Please print each of the following lines verbatim, with no changes of any kind.

[start]

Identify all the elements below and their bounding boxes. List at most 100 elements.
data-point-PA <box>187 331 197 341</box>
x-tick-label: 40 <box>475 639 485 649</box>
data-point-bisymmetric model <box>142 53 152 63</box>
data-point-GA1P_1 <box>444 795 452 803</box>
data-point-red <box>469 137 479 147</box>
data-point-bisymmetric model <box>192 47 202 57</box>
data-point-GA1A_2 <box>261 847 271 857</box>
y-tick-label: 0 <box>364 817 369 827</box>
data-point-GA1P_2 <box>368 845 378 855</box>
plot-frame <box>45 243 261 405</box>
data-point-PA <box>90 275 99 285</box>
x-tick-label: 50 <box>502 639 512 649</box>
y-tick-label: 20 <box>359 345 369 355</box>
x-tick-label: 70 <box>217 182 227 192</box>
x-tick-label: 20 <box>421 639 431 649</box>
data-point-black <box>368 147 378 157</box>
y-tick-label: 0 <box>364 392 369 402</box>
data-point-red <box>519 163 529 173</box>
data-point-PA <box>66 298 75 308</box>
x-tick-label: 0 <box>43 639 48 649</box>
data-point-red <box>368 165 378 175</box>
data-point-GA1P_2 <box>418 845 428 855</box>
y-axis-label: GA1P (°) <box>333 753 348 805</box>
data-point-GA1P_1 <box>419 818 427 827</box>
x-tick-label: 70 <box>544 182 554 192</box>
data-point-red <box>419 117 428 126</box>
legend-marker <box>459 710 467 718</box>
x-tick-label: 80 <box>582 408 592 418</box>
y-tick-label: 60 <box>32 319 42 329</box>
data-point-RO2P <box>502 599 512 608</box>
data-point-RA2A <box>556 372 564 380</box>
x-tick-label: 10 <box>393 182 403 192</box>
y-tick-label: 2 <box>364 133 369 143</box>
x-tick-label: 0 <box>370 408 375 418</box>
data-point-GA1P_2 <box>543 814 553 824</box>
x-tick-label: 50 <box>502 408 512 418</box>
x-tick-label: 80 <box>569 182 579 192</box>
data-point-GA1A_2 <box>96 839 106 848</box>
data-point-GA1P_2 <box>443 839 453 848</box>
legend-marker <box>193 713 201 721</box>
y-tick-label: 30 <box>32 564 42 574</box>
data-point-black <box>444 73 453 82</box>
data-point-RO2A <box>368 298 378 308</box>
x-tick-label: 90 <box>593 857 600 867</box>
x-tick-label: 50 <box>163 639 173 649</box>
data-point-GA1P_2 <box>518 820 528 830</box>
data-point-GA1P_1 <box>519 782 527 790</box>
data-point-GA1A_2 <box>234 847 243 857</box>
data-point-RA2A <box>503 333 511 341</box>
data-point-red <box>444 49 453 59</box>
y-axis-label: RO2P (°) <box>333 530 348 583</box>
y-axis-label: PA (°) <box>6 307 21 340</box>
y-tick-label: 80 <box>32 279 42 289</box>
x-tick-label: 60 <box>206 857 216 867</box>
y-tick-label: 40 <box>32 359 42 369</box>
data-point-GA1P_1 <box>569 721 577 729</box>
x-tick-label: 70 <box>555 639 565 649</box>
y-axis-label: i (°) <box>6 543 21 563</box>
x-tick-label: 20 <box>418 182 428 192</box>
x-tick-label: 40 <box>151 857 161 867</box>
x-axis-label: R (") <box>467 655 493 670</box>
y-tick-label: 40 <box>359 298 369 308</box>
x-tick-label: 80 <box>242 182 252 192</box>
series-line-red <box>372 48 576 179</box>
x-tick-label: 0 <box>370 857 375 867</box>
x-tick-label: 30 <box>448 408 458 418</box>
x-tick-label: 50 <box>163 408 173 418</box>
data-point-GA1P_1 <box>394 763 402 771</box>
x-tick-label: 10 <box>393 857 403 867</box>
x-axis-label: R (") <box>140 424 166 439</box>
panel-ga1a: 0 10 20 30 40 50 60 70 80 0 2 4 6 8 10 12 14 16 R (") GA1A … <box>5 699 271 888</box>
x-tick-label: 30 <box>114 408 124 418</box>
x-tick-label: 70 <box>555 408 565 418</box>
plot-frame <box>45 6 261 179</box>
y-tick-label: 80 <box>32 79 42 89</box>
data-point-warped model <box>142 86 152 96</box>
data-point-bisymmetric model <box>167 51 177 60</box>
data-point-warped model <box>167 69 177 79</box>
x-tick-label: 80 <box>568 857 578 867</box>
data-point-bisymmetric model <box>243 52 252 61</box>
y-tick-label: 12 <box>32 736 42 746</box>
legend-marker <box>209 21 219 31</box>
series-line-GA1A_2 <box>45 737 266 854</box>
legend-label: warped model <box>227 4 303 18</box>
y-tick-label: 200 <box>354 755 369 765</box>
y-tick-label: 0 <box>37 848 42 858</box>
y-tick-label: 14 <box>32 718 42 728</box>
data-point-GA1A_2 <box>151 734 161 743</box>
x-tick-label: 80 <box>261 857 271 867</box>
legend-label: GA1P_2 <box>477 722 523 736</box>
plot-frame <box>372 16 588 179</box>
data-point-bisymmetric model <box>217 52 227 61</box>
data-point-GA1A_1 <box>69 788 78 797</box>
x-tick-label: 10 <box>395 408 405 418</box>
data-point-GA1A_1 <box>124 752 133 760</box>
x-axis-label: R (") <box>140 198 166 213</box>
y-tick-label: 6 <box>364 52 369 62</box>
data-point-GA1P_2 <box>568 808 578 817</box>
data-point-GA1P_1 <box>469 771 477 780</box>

[end]

● TASK RESPONSE:
Identify all the elements below and their bounding boxes. List at most 100 elements.
data-point-PA <box>187 331 197 341</box>
x-tick-label: 40 <box>475 639 485 649</box>
data-point-bisymmetric model <box>142 53 152 63</box>
data-point-GA1P_1 <box>444 795 452 803</box>
data-point-red <box>469 137 479 147</box>
data-point-bisymmetric model <box>192 47 202 57</box>
data-point-GA1A_2 <box>261 847 271 857</box>
y-tick-label: 0 <box>364 817 369 827</box>
data-point-GA1P_2 <box>368 845 378 855</box>
plot-frame <box>45 243 261 405</box>
data-point-PA <box>90 275 99 285</box>
x-tick-label: 50 <box>502 639 512 649</box>
y-tick-label: 20 <box>359 345 369 355</box>
x-tick-label: 70 <box>217 182 227 192</box>
x-tick-label: 20 <box>421 639 431 649</box>
data-point-black <box>368 147 378 157</box>
y-tick-label: 0 <box>364 392 369 402</box>
data-point-red <box>519 163 529 173</box>
data-point-PA <box>66 298 75 308</box>
x-tick-label: 0 <box>43 639 48 649</box>
data-point-red <box>368 165 378 175</box>
data-point-GA1P_2 <box>418 845 428 855</box>
y-axis-label: GA1P (°) <box>333 753 348 805</box>
data-point-GA1P_1 <box>419 818 427 827</box>
x-tick-label: 70 <box>544 182 554 192</box>
data-point-red <box>419 117 428 126</box>
legend-marker <box>459 710 467 718</box>
x-tick-label: 80 <box>582 408 592 418</box>
y-tick-label: 60 <box>32 319 42 329</box>
data-point-RO2P <box>502 599 512 608</box>
data-point-RA2A <box>556 372 564 380</box>
x-tick-label: 10 <box>393 182 403 192</box>
y-tick-label: 2 <box>364 133 369 143</box>
x-tick-label: 0 <box>370 408 375 418</box>
data-point-GA1P_2 <box>543 814 553 824</box>
x-tick-label: 50 <box>502 408 512 418</box>
x-tick-label: 80 <box>569 182 579 192</box>
data-point-GA1A_2 <box>96 839 106 848</box>
data-point-GA1P_2 <box>443 839 453 848</box>
legend-marker <box>193 713 201 721</box>
y-tick-label: 30 <box>32 564 42 574</box>
data-point-black <box>444 73 453 82</box>
data-point-RO2A <box>368 298 378 308</box>
x-tick-label: 90 <box>593 857 600 867</box>
x-tick-label: 50 <box>163 639 173 649</box>
data-point-GA1P_2 <box>518 820 528 830</box>
data-point-GA1P_1 <box>519 782 527 790</box>
data-point-GA1A_2 <box>234 847 243 857</box>
data-point-RA2A <box>503 333 511 341</box>
data-point-red <box>444 49 453 59</box>
y-axis-label: RO2P (°) <box>333 530 348 583</box>
y-axis-label: PA (°) <box>6 307 21 340</box>
y-tick-label: 80 <box>32 279 42 289</box>
x-tick-label: 60 <box>206 857 216 867</box>
y-tick-label: 40 <box>32 359 42 369</box>
data-point-GA1P_1 <box>569 721 577 729</box>
x-tick-label: 70 <box>555 639 565 649</box>
y-axis-label: i (°) <box>6 543 21 563</box>
x-tick-label: 20 <box>418 182 428 192</box>
x-tick-label: 40 <box>151 857 161 867</box>
x-axis-label: R (") <box>467 655 493 670</box>
y-tick-label: 40 <box>359 298 369 308</box>
x-tick-label: 80 <box>242 182 252 192</box>
series-line-red <box>372 48 576 179</box>
x-tick-label: 0 <box>370 857 375 867</box>
x-tick-label: 30 <box>448 408 458 418</box>
x-tick-label: 50 <box>163 408 173 418</box>
data-point-GA1P_1 <box>394 763 402 771</box>
x-tick-label: 10 <box>393 857 403 867</box>
x-axis-label: R (") <box>140 424 166 439</box>
panel-ga1a: 0 10 20 30 40 50 60 70 80 0 2 4 6 8 10 12 14 16 R (") GA1A … <box>5 699 271 888</box>
x-tick-label: 30 <box>114 408 124 418</box>
x-tick-label: 70 <box>555 408 565 418</box>
plot-frame <box>45 6 261 179</box>
y-tick-label: 80 <box>32 79 42 89</box>
data-point-warped model <box>142 86 152 96</box>
data-point-bisymmetric model <box>167 51 177 60</box>
data-point-warped model <box>167 69 177 79</box>
x-tick-label: 80 <box>568 857 578 867</box>
data-point-bisymmetric model <box>243 52 252 61</box>
y-tick-label: 12 <box>32 736 42 746</box>
legend-marker <box>209 21 219 31</box>
series-line-GA1A_2 <box>45 737 266 854</box>
legend-label: warped model <box>227 4 303 18</box>
y-tick-label: 200 <box>354 755 369 765</box>
y-tick-label: 0 <box>37 848 42 858</box>
y-tick-label: 14 <box>32 718 42 728</box>
data-point-GA1A_2 <box>151 734 161 743</box>
x-tick-label: 80 <box>261 857 271 867</box>
legend-label: GA1P_2 <box>477 722 523 736</box>
plot-frame <box>372 16 588 179</box>
data-point-bisymmetric model <box>217 52 227 61</box>
data-point-GA1A_1 <box>69 788 78 797</box>
x-tick-label: 10 <box>395 408 405 418</box>
data-point-GA1A_1 <box>124 752 133 760</box>
x-axis-label: R (") <box>140 198 166 213</box>
y-tick-label: 6 <box>364 52 369 62</box>
data-point-GA1P_2 <box>568 808 578 817</box>
data-point-GA1P_1 <box>469 771 477 780</box>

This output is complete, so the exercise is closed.